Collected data
○ ○ ○ ○ ○ ○ ○
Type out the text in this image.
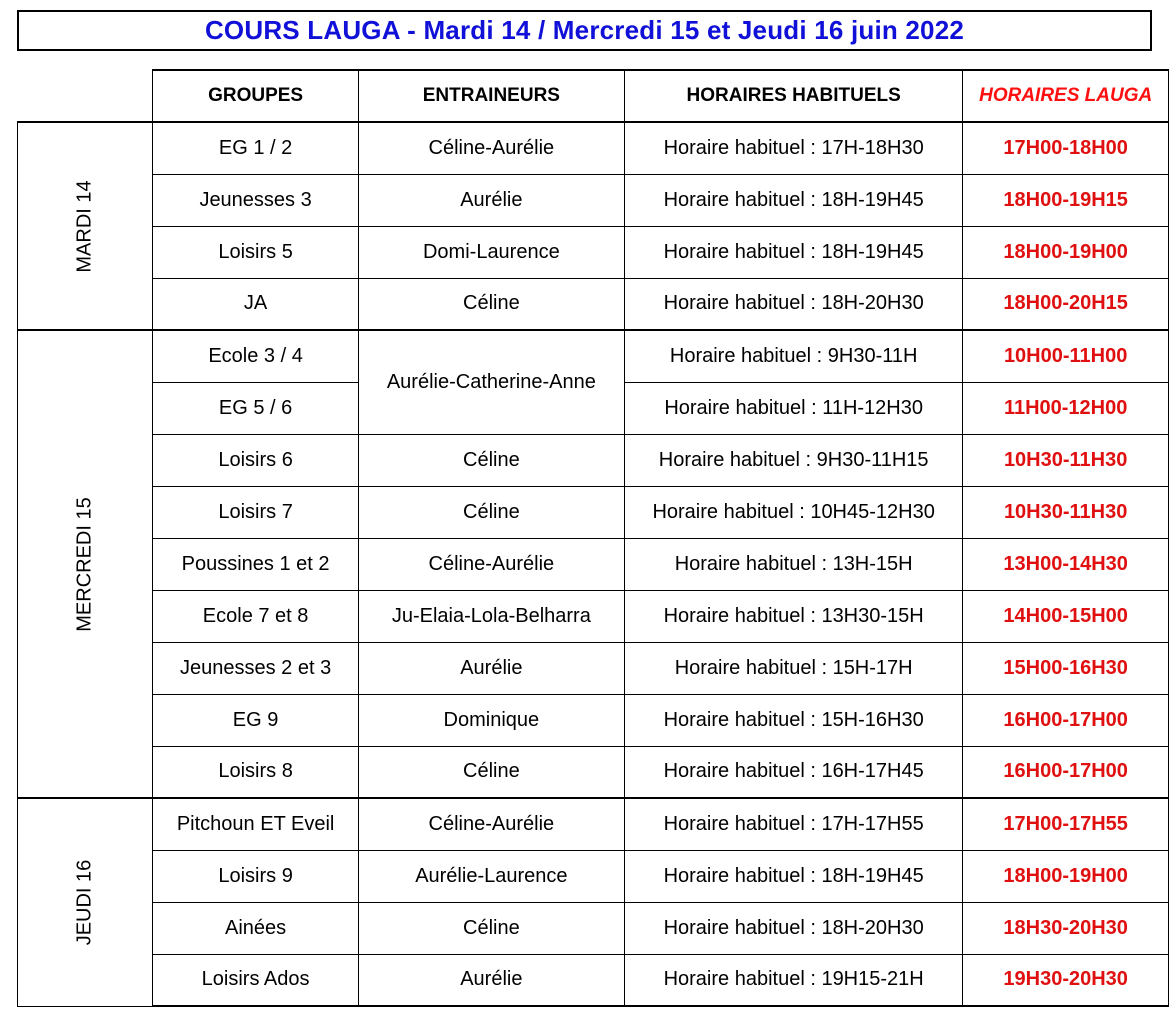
COURS LAUGA - Mardi 14 / Mercredi 15 et Jeudi 16 juin 2022
	GROUPES	ENTRAINEURS	HORAIRES HABITUELS	HORAIRES LAUGA
MARDI 14	EG 1 / 2	Céline-Aurélie	Horaire habituel : 17H-18H30	17H00-18H00
	Jeunesses 3	Aurélie	Horaire habituel : 18H-19H45	18H00-19H15
	Loisirs 5	Domi-Laurence	Horaire habituel : 18H-19H45	18H00-19H00
	JA	Céline	Horaire habituel : 18H-20H30	18H00-20H15
MERCREDI 15	Ecole 3 / 4	Aurélie-Catherine-Anne	Horaire habituel : 9H30-11H	10H00-11H00
	EG 5 / 6		Horaire habituel : 11H-12H30	11H00-12H00
	Loisirs 6	Céline	Horaire habituel : 9H30-11H15	10H30-11H30
	Loisirs 7	Céline	Horaire habituel : 10H45-12H30	10H30-11H30
	Poussines 1 et 2	Céline-Aurélie	Horaire habituel : 13H-15H	13H00-14H30
	Ecole 7 et 8	Ju-Elaia-Lola-Belharra	Horaire habituel : 13H30-15H	14H00-15H00
	Jeunesses 2 et 3	Aurélie	Horaire habituel : 15H-17H	15H00-16H30
	EG 9	Dominique	Horaire habituel : 15H-16H30	16H00-17H00
	Loisirs 8	Céline	Horaire habituel : 16H-17H45	16H00-17H00
JEUDI 16	Pitchoun ET Eveil	Céline-Aurélie	Horaire habituel : 17H-17H55	17H00-17H55
	Loisirs 9	Aurélie-Laurence	Horaire habituel : 18H-19H45	18H00-19H00
	Ainées	Céline	Horaire habituel : 18H-20H30	18H30-20H30
	Loisirs Ados	Aurélie	Horaire habituel : 19H15-21H	19H30-20H30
○ ○ ○ ○ ○ ○ ○
== Exercise requirements ==
Select and copy every line of the listing with the word "Jeunesses".

== Answer to this exercise ==
	Jeunesses 3	Aurélie	Horaire habituel : 18H-19H45	18H00-19H15
	Jeunesses 2 et 3	Aurélie	Horaire habituel : 15H-17H	15H00-16H30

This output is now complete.